Determine how many lines of the data below contain "file", then give only that number.

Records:
--- START ---

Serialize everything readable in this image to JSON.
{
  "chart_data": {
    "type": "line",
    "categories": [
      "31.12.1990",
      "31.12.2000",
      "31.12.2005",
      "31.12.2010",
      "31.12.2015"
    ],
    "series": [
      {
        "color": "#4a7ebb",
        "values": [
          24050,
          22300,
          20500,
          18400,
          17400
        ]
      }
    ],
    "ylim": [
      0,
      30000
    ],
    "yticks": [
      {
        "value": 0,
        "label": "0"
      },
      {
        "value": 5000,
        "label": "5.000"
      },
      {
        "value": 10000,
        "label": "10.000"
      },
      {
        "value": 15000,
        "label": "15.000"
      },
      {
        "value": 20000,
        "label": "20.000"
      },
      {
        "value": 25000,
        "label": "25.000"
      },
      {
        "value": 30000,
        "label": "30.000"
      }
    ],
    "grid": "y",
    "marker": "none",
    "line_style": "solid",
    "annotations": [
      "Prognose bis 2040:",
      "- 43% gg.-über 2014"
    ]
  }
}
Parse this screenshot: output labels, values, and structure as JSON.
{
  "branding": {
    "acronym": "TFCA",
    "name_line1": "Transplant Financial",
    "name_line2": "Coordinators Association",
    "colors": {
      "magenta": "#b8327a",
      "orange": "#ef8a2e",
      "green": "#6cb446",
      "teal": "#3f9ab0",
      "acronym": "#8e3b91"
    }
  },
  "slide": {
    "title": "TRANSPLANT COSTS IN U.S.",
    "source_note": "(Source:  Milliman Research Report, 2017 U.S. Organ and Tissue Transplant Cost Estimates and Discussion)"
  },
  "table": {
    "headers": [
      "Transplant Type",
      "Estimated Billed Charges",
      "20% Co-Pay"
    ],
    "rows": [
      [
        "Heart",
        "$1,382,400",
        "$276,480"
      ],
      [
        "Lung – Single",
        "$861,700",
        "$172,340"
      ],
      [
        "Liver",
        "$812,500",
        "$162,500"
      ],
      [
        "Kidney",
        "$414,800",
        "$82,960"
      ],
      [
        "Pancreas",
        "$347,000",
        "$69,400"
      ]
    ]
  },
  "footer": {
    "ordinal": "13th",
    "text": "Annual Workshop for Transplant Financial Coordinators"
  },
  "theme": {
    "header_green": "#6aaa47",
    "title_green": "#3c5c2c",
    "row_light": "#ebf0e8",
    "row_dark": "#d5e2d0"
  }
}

--- END ---
--- START ---

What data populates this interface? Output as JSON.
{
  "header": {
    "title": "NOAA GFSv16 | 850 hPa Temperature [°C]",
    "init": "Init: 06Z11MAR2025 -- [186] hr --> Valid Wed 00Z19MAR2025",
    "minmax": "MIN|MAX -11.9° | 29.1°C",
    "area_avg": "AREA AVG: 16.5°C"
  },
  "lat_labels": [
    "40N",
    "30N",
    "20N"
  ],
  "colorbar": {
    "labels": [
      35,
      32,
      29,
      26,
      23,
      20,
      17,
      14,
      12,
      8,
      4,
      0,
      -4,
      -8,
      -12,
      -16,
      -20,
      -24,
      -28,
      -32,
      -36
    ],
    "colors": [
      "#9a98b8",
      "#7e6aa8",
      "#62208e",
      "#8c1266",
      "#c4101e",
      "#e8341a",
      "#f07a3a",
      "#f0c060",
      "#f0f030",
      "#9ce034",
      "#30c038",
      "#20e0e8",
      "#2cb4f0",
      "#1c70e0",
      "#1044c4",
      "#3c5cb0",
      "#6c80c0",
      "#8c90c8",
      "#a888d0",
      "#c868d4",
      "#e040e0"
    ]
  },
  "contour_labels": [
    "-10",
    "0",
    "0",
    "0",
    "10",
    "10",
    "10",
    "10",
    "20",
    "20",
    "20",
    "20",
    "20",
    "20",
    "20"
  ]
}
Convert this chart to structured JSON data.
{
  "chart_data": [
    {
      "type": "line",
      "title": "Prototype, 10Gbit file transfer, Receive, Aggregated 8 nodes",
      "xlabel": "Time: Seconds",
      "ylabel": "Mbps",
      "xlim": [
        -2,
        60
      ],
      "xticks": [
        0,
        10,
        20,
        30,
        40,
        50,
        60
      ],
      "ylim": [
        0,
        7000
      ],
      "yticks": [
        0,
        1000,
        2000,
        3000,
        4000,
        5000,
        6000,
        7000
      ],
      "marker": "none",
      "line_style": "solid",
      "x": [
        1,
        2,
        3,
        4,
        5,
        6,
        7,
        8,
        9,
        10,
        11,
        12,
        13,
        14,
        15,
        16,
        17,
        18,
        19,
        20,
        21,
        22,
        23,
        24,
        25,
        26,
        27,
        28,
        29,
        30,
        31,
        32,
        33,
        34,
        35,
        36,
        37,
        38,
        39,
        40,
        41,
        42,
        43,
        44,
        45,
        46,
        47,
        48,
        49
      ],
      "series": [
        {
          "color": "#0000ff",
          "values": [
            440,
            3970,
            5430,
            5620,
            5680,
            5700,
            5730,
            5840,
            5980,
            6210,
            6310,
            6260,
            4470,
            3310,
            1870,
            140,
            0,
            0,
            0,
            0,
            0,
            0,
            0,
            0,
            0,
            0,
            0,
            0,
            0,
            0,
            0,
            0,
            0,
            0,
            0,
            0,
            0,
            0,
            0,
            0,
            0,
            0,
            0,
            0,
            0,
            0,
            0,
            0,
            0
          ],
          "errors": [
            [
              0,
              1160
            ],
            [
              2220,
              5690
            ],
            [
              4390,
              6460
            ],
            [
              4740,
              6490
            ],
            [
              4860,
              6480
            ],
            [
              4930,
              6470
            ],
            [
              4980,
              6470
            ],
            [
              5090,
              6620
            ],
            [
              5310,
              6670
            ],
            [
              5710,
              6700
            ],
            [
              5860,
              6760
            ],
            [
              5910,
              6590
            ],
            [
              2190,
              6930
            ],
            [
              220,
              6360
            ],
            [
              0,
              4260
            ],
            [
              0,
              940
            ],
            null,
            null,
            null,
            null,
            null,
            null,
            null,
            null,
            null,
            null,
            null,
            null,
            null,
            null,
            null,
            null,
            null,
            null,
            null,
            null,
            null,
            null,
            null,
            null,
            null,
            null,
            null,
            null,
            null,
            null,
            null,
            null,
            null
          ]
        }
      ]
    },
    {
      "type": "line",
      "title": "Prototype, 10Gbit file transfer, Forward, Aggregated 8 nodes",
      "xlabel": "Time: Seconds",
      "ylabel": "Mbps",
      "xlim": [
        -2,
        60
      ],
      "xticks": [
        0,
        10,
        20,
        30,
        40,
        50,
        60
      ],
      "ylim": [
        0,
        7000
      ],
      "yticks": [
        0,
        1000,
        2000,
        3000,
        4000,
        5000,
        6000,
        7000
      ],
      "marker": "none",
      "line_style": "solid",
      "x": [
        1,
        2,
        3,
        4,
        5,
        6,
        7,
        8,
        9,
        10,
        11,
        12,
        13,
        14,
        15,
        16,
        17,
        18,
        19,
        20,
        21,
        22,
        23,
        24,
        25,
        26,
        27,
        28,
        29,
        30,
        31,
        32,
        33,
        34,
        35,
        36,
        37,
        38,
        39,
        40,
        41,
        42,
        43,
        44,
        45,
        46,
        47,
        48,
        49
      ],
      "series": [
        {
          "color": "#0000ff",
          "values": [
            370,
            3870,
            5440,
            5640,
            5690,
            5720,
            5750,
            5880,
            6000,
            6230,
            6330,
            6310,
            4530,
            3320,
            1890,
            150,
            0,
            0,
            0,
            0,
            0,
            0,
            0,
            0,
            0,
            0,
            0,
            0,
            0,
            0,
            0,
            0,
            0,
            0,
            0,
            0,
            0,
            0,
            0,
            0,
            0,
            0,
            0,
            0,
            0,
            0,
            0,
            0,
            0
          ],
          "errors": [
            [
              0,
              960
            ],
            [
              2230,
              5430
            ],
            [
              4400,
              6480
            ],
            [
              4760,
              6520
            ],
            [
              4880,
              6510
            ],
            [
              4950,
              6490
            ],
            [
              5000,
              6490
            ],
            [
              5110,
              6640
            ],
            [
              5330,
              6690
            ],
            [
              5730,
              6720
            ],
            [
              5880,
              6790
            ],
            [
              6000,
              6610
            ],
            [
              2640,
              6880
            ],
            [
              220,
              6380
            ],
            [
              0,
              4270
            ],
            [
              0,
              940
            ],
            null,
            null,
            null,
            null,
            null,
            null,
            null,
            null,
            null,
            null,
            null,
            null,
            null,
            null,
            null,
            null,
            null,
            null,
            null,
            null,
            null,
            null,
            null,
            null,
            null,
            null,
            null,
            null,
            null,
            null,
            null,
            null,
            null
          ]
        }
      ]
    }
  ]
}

--- END ---
--- START ---

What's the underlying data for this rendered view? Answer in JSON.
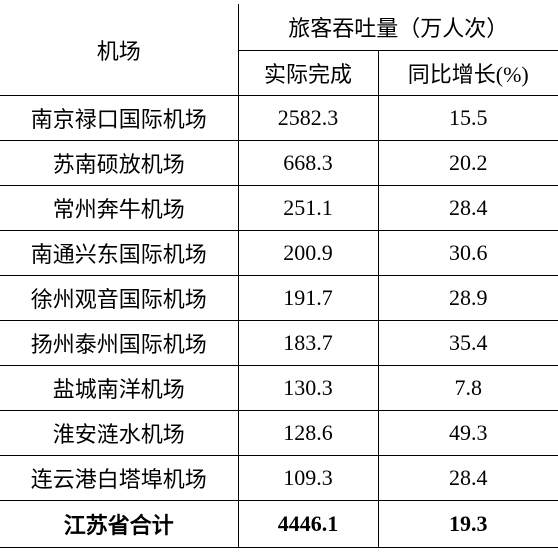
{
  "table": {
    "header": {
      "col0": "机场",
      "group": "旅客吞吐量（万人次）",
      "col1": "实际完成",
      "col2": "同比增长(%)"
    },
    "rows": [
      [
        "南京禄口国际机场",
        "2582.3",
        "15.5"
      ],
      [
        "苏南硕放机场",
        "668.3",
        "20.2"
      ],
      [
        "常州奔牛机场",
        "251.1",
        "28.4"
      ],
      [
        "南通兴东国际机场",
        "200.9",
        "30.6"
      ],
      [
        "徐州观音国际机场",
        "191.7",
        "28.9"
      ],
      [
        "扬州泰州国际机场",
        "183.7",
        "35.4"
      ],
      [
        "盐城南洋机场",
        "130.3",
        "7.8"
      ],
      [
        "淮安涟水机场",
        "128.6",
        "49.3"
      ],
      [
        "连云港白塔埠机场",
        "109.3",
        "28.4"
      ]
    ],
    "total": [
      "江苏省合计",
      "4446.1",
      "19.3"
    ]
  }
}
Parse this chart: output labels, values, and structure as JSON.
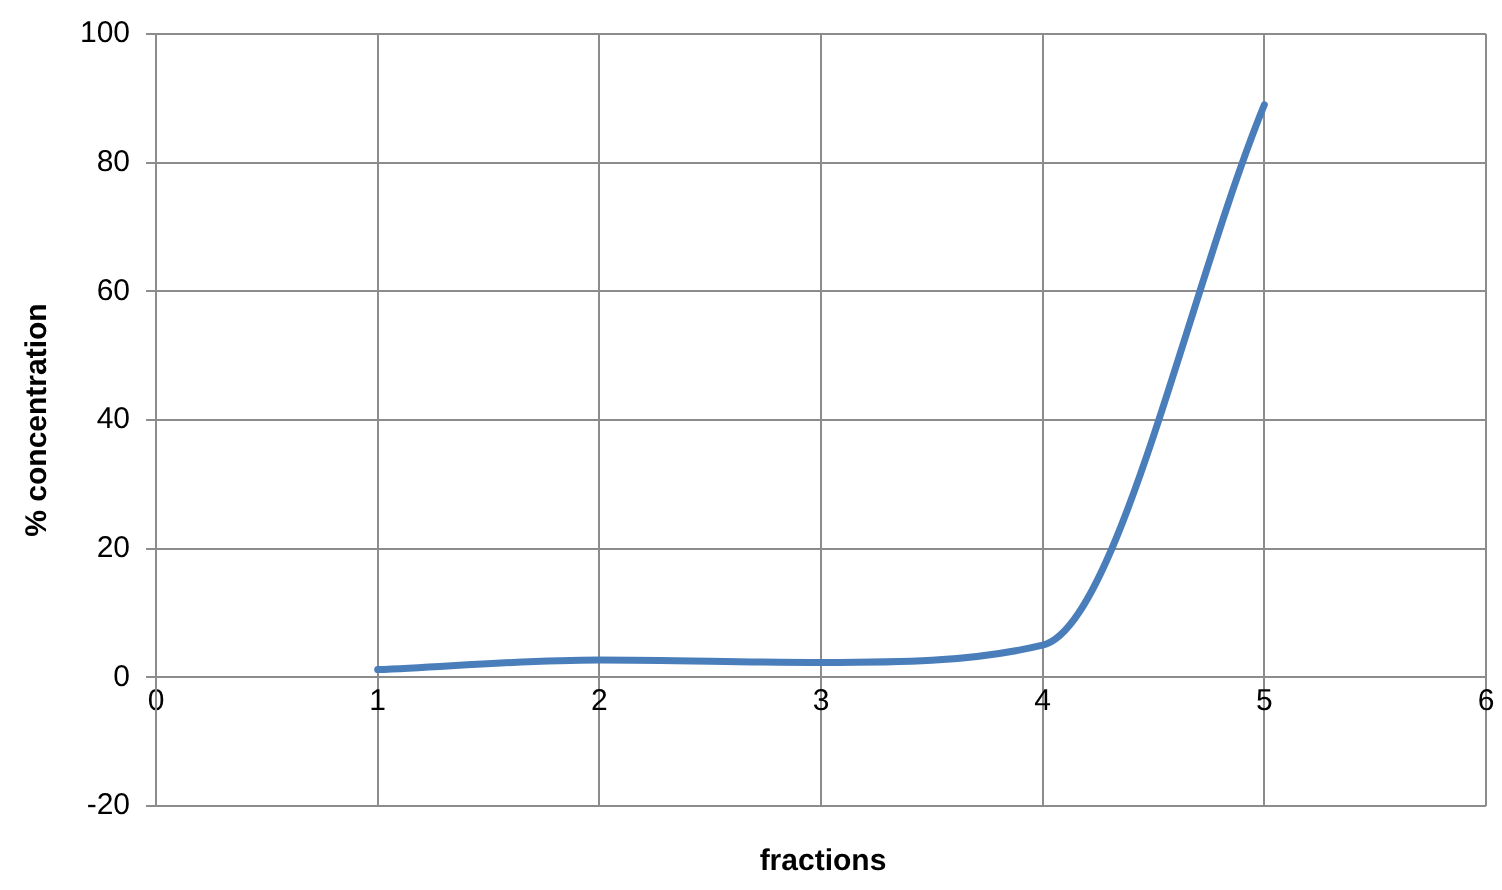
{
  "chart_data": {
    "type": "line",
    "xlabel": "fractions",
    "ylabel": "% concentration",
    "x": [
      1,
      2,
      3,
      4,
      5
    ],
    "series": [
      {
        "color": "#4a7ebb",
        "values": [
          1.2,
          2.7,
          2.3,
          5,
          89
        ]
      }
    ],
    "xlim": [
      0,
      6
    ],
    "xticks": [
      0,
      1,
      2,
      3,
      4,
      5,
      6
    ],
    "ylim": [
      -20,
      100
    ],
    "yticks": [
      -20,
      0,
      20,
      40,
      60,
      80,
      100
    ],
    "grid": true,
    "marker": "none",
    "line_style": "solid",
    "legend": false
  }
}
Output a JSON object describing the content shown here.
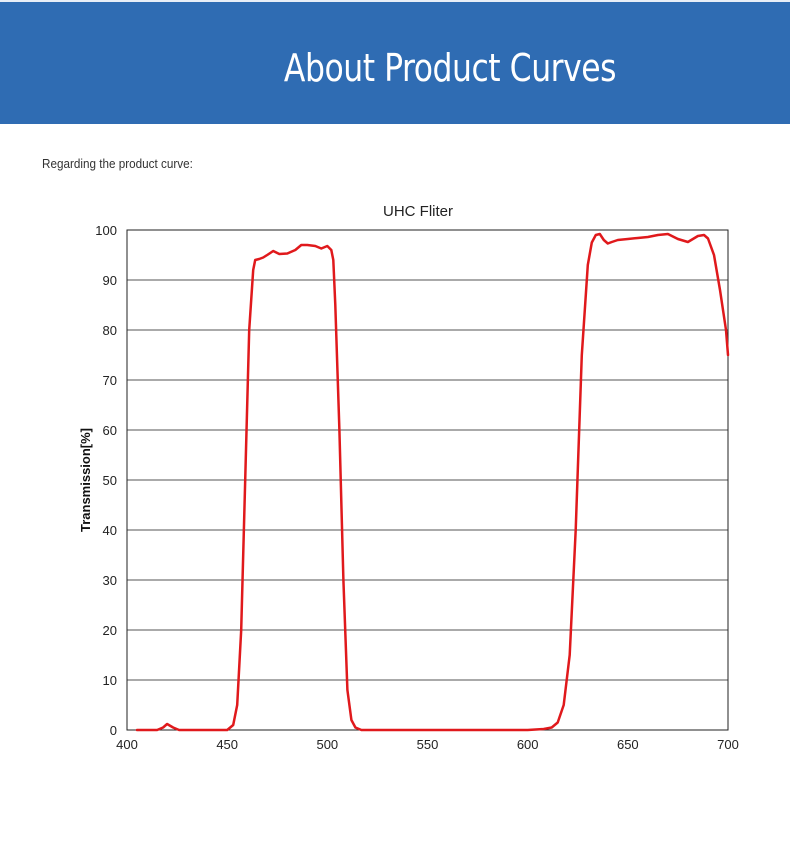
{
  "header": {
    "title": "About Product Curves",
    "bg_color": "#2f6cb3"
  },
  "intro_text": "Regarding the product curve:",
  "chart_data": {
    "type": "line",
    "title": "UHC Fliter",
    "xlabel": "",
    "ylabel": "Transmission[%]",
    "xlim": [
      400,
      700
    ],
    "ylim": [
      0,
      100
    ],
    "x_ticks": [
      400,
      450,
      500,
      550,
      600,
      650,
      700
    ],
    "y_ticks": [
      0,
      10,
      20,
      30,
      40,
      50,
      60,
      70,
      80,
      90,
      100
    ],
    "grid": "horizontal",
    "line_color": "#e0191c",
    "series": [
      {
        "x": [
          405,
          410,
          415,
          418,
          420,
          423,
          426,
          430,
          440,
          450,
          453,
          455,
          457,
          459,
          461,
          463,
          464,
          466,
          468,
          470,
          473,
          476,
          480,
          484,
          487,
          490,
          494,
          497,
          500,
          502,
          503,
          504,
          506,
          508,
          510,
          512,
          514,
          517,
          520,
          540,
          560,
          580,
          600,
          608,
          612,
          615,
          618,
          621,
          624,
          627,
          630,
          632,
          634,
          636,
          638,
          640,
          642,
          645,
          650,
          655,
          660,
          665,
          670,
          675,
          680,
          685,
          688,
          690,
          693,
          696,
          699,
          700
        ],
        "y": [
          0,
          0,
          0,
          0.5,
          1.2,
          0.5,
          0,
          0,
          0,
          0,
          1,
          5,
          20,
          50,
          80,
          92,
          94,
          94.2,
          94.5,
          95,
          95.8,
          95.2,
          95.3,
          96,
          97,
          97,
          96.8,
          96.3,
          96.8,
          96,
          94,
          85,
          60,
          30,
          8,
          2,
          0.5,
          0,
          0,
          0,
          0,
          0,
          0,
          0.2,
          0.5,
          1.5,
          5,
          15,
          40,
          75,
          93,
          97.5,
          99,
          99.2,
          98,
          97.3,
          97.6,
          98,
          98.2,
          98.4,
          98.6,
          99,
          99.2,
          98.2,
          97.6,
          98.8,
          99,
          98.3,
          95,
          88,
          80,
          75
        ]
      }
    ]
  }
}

--- END ---

FINISHED ANSWER:
2